** STORED ROWS **
.....

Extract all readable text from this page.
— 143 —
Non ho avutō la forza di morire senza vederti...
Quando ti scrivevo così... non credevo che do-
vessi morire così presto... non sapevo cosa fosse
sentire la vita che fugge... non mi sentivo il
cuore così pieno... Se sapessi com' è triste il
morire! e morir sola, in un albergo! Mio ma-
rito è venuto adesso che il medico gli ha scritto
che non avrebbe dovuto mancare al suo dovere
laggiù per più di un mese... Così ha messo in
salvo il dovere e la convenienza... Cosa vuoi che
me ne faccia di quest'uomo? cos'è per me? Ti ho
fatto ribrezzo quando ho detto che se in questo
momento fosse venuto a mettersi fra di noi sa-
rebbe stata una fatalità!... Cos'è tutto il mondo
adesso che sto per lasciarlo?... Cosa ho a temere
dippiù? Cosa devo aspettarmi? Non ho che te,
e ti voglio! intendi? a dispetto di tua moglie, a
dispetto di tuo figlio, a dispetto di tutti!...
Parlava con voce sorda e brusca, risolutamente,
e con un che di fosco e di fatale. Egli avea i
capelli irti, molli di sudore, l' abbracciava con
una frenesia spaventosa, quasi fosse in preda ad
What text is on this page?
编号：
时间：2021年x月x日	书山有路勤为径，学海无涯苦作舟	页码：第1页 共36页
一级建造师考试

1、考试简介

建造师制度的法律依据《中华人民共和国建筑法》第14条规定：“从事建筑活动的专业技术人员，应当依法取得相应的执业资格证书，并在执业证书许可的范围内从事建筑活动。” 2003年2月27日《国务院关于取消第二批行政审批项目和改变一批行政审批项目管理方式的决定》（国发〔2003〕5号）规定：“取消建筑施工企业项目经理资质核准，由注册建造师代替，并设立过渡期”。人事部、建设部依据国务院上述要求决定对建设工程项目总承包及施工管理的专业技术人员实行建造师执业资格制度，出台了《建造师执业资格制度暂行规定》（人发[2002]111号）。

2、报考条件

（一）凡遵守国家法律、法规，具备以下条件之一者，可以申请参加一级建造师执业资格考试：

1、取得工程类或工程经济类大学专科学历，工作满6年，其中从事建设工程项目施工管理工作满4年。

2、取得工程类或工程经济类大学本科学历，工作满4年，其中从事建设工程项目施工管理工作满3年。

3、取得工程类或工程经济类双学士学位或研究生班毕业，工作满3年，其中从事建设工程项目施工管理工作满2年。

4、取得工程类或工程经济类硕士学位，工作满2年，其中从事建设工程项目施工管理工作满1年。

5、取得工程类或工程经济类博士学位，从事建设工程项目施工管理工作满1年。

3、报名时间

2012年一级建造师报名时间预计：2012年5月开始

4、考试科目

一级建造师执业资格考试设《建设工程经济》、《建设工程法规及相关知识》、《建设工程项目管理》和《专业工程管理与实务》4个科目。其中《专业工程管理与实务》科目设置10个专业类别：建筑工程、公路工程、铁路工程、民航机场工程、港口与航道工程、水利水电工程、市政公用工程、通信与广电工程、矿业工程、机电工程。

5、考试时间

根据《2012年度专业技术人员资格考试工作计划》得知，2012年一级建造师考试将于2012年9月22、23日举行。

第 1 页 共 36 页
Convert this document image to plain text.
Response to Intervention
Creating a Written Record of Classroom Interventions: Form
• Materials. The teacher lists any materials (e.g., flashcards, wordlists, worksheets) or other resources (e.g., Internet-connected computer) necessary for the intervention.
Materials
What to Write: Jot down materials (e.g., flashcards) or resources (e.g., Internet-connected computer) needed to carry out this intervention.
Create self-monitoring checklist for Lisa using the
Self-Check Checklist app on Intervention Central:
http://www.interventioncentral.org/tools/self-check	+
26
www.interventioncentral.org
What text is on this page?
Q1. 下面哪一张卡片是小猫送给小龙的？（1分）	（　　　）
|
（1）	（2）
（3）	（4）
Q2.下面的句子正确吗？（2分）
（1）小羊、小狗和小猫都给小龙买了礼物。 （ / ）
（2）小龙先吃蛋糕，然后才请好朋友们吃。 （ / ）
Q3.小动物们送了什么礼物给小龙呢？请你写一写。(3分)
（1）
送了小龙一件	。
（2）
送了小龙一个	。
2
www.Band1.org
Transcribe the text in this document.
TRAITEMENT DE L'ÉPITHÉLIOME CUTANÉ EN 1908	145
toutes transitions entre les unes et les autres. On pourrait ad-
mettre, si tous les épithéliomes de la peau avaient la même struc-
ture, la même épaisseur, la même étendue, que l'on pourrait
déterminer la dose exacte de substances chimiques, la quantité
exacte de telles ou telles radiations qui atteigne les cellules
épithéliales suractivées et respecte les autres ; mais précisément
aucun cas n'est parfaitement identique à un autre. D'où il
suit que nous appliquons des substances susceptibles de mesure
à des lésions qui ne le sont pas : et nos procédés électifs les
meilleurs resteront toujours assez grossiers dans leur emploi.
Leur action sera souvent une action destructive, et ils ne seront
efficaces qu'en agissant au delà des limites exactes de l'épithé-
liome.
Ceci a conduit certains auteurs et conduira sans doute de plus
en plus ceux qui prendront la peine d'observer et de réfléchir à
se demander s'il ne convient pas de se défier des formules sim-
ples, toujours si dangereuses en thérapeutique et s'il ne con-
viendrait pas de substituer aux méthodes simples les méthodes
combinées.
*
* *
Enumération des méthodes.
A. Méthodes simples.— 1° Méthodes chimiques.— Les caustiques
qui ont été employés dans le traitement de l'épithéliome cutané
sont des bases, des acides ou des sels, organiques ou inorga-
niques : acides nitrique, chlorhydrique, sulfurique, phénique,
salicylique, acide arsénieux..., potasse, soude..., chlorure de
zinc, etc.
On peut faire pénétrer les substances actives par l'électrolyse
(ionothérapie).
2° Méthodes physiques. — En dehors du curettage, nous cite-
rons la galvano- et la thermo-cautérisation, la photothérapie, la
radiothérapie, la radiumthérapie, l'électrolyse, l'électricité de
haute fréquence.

.....

** AIM OF THE EXERCISE **
Repeat every line of the material exactly as given.

** FINISHED TASK **
Extract all readable text from this page.
— 143 —
Non ho avutō la forza di morire senza vederti...
Quando ti scrivevo così... non credevo che do-
vessi morire così presto... non sapevo cosa fosse
sentire la vita che fugge... non mi sentivo il
cuore così pieno... Se sapessi com' è triste il
morire! e morir sola, in un albergo! Mio ma-
rito è venuto adesso che il medico gli ha scritto
che non avrebbe dovuto mancare al suo dovere
laggiù per più di un mese... Così ha messo in
salvo il dovere e la convenienza... Cosa vuoi che
me ne faccia di quest'uomo? cos'è per me? Ti ho
fatto ribrezzo quando ho detto che se in questo
momento fosse venuto a mettersi fra di noi sa-
rebbe stata una fatalità!... Cos'è tutto il mondo
adesso che sto per lasciarlo?... Cosa ho a temere
dippiù? Cosa devo aspettarmi? Non ho che te,
e ti voglio! intendi? a dispetto di tua moglie, a
dispetto di tuo figlio, a dispetto di tutti!...
Parlava con voce sorda e brusca, risolutamente,
e con un che di fosco e di fatale. Egli avea i
capelli irti, molli di sudore, l' abbracciava con
una frenesia spaventosa, quasi fosse in preda ad
What text is on this page?
编号：
时间：2021年x月x日	书山有路勤为径，学海无涯苦作舟	页码：第1页 共36页
一级建造师考试

1、考试简介

建造师制度的法律依据《中华人民共和国建筑法》第14条规定：“从事建筑活动的专业技术人员，应当依法取得相应的执业资格证书，并在执业证书许可的范围内从事建筑活动。” 2003年2月27日《国务院关于取消第二批行政审批项目和改变一批行政审批项目管理方式的决定》（国发〔2003〕5号）规定：“取消建筑施工企业项目经理资质核准，由注册建造师代替，并设立过渡期”。人事部、建设部依据国务院上述要求决定对建设工程项目总承包及施工管理的专业技术人员实行建造师执业资格制度，出台了《建造师执业资格制度暂行规定》（人发[2002]111号）。

2、报考条件

（一）凡遵守国家法律、法规，具备以下条件之一者，可以申请参加一级建造师执业资格考试：

1、取得工程类或工程经济类大学专科学历，工作满6年，其中从事建设工程项目施工管理工作满4年。

2、取得工程类或工程经济类大学本科学历，工作满4年，其中从事建设工程项目施工管理工作满3年。

3、取得工程类或工程经济类双学士学位或研究生班毕业，工作满3年，其中从事建设工程项目施工管理工作满2年。

4、取得工程类或工程经济类硕士学位，工作满2年，其中从事建设工程项目施工管理工作满1年。

5、取得工程类或工程经济类博士学位，从事建设工程项目施工管理工作满1年。

3、报名时间

2012年一级建造师报名时间预计：2012年5月开始

4、考试科目

一级建造师执业资格考试设《建设工程经济》、《建设工程法规及相关知识》、《建设工程项目管理》和《专业工程管理与实务》4个科目。其中《专业工程管理与实务》科目设置10个专业类别：建筑工程、公路工程、铁路工程、民航机场工程、港口与航道工程、水利水电工程、市政公用工程、通信与广电工程、矿业工程、机电工程。

5、考试时间

根据《2012年度专业技术人员资格考试工作计划》得知，2012年一级建造师考试将于2012年9月22、23日举行。

第 1 页 共 36 页
Convert this document image to plain text.
Response to Intervention
Creating a Written Record of Classroom Interventions: Form
• Materials. The teacher lists any materials (e.g., flashcards, wordlists, worksheets) or other resources (e.g., Internet-connected computer) necessary for the intervention.
Materials
What to Write: Jot down materials (e.g., flashcards) or resources (e.g., Internet-connected computer) needed to carry out this intervention.
Create self-monitoring checklist for Lisa using the
Self-Check Checklist app on Intervention Central:
http://www.interventioncentral.org/tools/self-check	+
26
www.interventioncentral.org
What text is on this page?
Q1. 下面哪一张卡片是小猫送给小龙的？（1分）	（　　　）
|
（1）	（2）
（3）	（4）
Q2.下面的句子正确吗？（2分）
（1）小羊、小狗和小猫都给小龙买了礼物。 （ / ）
（2）小龙先吃蛋糕，然后才请好朋友们吃。 （ / ）
Q3.小动物们送了什么礼物给小龙呢？请你写一写。(3分)
（1）
送了小龙一件	。
（2）
送了小龙一个	。
2
www.Band1.org
Transcribe the text in this document.
TRAITEMENT DE L'ÉPITHÉLIOME CUTANÉ EN 1908	145
toutes transitions entre les unes et les autres. On pourrait ad-
mettre, si tous les épithéliomes de la peau avaient la même struc-
ture, la même épaisseur, la même étendue, que l'on pourrait
déterminer la dose exacte de substances chimiques, la quantité
exacte de telles ou telles radiations qui atteigne les cellules
épithéliales suractivées et respecte les autres ; mais précisément
aucun cas n'est parfaitement identique à un autre. D'où il
suit que nous appliquons des substances susceptibles de mesure
à des lésions qui ne le sont pas : et nos procédés électifs les
meilleurs resteront toujours assez grossiers dans leur emploi.
Leur action sera souvent une action destructive, et ils ne seront
efficaces qu'en agissant au delà des limites exactes de l'épithé-
liome.
Ceci a conduit certains auteurs et conduira sans doute de plus
en plus ceux qui prendront la peine d'observer et de réfléchir à
se demander s'il ne convient pas de se défier des formules sim-
ples, toujours si dangereuses en thérapeutique et s'il ne con-
viendrait pas de substituer aux méthodes simples les méthodes
combinées.
*
* *
Enumération des méthodes.
A. Méthodes simples.— 1° Méthodes chimiques.— Les caustiques
qui ont été employés dans le traitement de l'épithéliome cutané
sont des bases, des acides ou des sels, organiques ou inorga-
niques : acides nitrique, chlorhydrique, sulfurique, phénique,
salicylique, acide arsénieux..., potasse, soude..., chlorure de
zinc, etc.
On peut faire pénétrer les substances actives par l'électrolyse
(ionothérapie).
2° Méthodes physiques. — En dehors du curettage, nous cite-
rons la galvano- et la thermo-cautérisation, la photothérapie, la
radiothérapie, la radiumthérapie, l'électrolyse, l'électricité de
haute fréquence.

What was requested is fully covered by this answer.